Show all lines from the listing below that contain "under".

· · · · ·

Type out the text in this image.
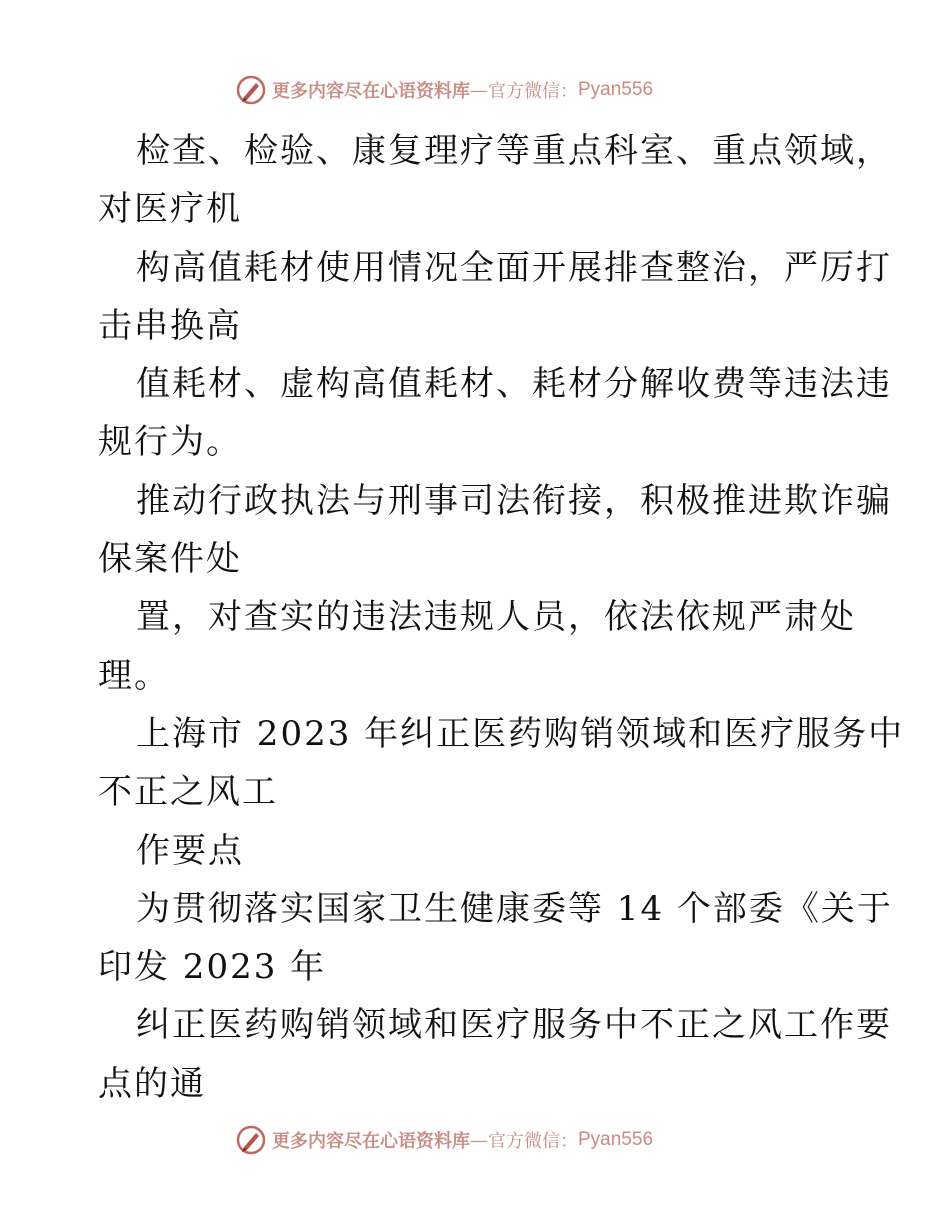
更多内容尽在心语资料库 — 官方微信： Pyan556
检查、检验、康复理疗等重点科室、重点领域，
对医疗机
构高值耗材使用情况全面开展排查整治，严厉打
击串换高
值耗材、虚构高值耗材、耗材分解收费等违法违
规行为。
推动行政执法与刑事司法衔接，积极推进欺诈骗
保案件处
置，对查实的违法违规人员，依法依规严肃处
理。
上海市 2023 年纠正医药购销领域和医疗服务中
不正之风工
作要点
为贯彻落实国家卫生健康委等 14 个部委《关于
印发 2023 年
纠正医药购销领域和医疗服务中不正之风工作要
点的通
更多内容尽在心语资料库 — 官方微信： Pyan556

· · · · ·

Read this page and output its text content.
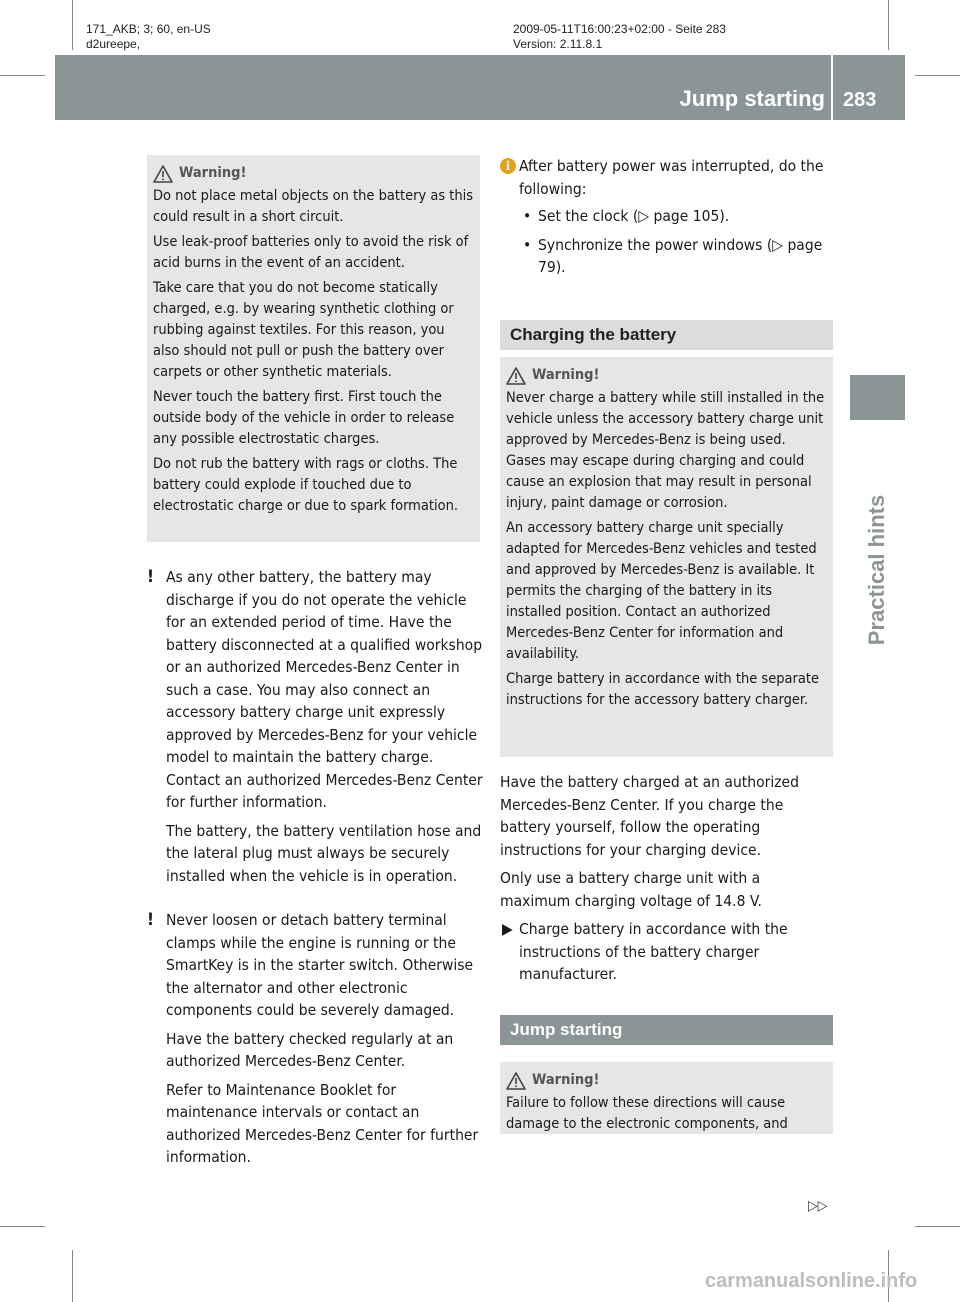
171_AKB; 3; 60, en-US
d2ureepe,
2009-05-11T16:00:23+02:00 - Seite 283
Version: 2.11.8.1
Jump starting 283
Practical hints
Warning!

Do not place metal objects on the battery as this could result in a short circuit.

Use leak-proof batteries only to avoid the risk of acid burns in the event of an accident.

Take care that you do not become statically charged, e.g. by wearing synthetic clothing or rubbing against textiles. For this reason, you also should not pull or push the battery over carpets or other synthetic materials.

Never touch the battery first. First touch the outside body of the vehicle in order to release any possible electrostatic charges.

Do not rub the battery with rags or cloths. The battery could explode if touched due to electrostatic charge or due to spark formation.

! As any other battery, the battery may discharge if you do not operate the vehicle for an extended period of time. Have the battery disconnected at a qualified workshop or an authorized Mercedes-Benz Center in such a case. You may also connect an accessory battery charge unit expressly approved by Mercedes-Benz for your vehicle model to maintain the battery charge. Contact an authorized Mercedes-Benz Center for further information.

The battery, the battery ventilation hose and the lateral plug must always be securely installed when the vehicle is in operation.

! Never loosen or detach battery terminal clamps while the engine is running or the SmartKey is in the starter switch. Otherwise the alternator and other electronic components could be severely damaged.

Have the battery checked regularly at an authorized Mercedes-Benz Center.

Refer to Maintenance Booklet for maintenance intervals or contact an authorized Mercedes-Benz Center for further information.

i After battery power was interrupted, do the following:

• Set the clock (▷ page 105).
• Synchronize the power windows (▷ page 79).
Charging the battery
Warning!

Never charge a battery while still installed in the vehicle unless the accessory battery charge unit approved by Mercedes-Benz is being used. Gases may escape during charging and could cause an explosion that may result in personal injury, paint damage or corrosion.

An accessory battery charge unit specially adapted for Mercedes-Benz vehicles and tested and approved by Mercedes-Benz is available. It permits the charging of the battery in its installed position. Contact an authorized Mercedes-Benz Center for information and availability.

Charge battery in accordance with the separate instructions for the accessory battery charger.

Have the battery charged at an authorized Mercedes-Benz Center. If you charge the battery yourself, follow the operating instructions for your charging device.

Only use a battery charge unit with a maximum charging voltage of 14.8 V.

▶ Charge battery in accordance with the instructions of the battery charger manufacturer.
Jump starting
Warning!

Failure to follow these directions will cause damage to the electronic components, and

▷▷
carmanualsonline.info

· · · · ·

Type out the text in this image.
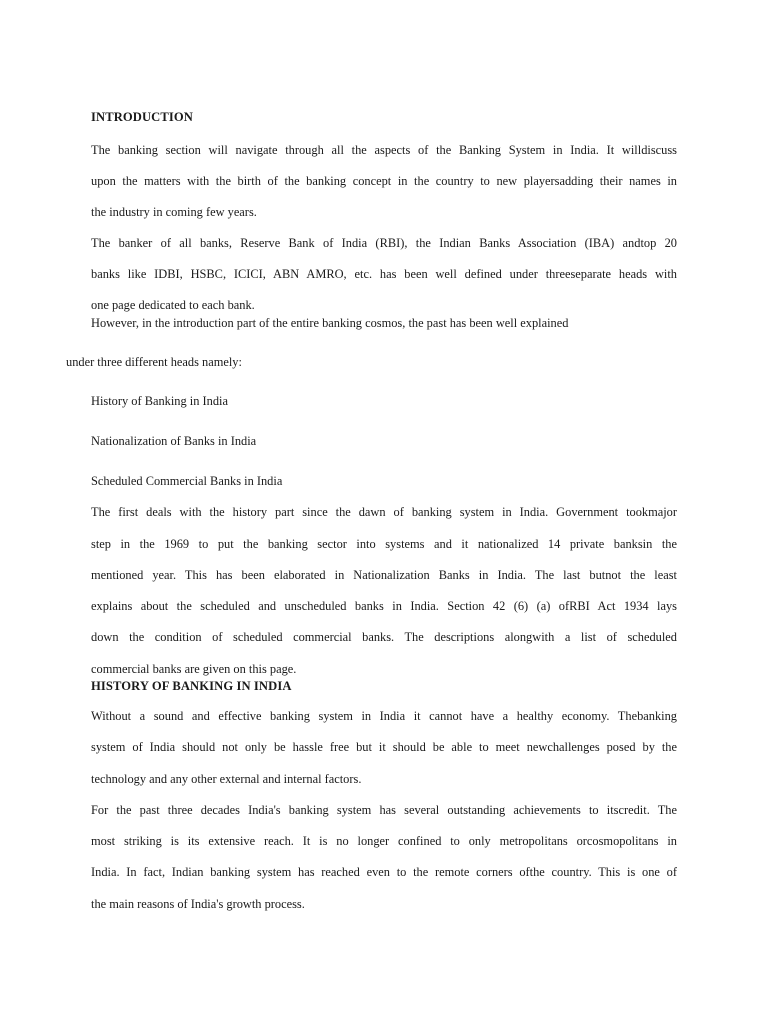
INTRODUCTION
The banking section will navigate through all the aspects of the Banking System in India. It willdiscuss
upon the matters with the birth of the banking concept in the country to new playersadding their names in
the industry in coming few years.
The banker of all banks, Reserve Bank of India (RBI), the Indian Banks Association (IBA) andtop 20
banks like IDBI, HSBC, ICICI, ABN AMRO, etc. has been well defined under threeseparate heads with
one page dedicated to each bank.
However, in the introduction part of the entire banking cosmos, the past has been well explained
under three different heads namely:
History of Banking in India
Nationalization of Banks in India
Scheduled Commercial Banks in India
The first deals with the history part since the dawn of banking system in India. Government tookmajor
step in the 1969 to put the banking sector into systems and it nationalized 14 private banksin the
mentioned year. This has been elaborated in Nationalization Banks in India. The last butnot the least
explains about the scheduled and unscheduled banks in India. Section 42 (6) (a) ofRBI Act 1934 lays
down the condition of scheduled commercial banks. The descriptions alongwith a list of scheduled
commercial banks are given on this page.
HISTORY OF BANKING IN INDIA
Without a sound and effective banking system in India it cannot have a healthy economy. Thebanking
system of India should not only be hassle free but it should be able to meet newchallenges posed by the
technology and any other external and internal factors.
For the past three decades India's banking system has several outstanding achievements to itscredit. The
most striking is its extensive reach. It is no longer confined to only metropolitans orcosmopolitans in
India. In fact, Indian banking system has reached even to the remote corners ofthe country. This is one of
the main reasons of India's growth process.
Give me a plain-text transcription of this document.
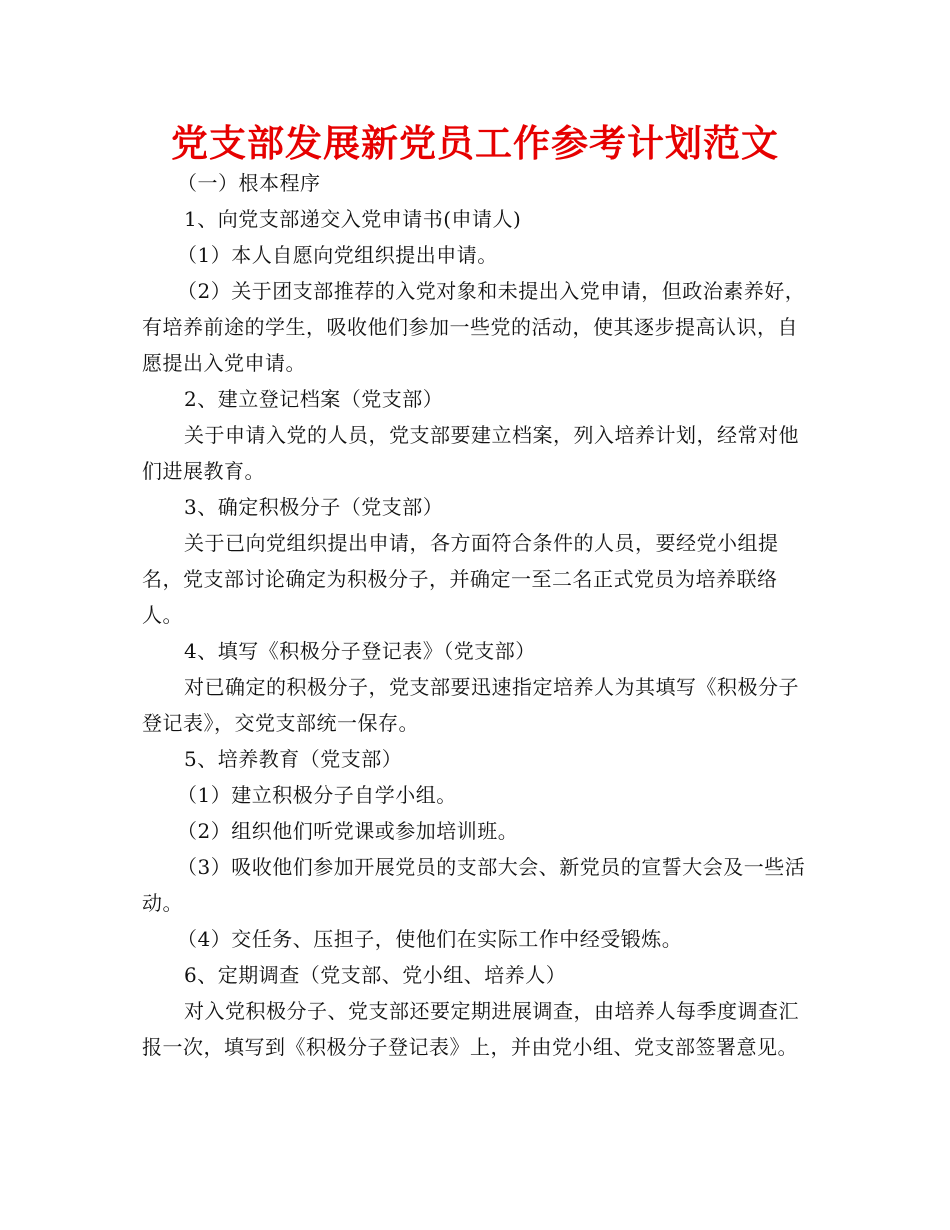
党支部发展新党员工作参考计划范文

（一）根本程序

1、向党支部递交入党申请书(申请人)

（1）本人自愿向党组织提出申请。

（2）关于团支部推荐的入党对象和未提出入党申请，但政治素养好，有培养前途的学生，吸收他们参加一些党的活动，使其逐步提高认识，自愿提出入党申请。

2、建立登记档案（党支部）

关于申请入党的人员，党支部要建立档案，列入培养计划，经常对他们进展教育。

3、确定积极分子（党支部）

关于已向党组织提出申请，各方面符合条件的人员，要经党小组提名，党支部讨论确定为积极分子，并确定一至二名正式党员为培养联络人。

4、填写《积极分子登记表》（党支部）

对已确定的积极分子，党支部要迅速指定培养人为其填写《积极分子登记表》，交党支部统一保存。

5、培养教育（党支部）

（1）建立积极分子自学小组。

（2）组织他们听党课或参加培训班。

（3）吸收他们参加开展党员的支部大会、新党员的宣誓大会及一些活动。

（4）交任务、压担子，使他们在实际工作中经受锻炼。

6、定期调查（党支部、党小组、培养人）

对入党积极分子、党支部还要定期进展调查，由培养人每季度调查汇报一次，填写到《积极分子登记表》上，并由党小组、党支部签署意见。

· · · · ·

Exercise output.
banks like IDBI, HSBC, ICICI, ABN AMRO, etc. has been well defined under threeseparate heads with
under three different heads namely:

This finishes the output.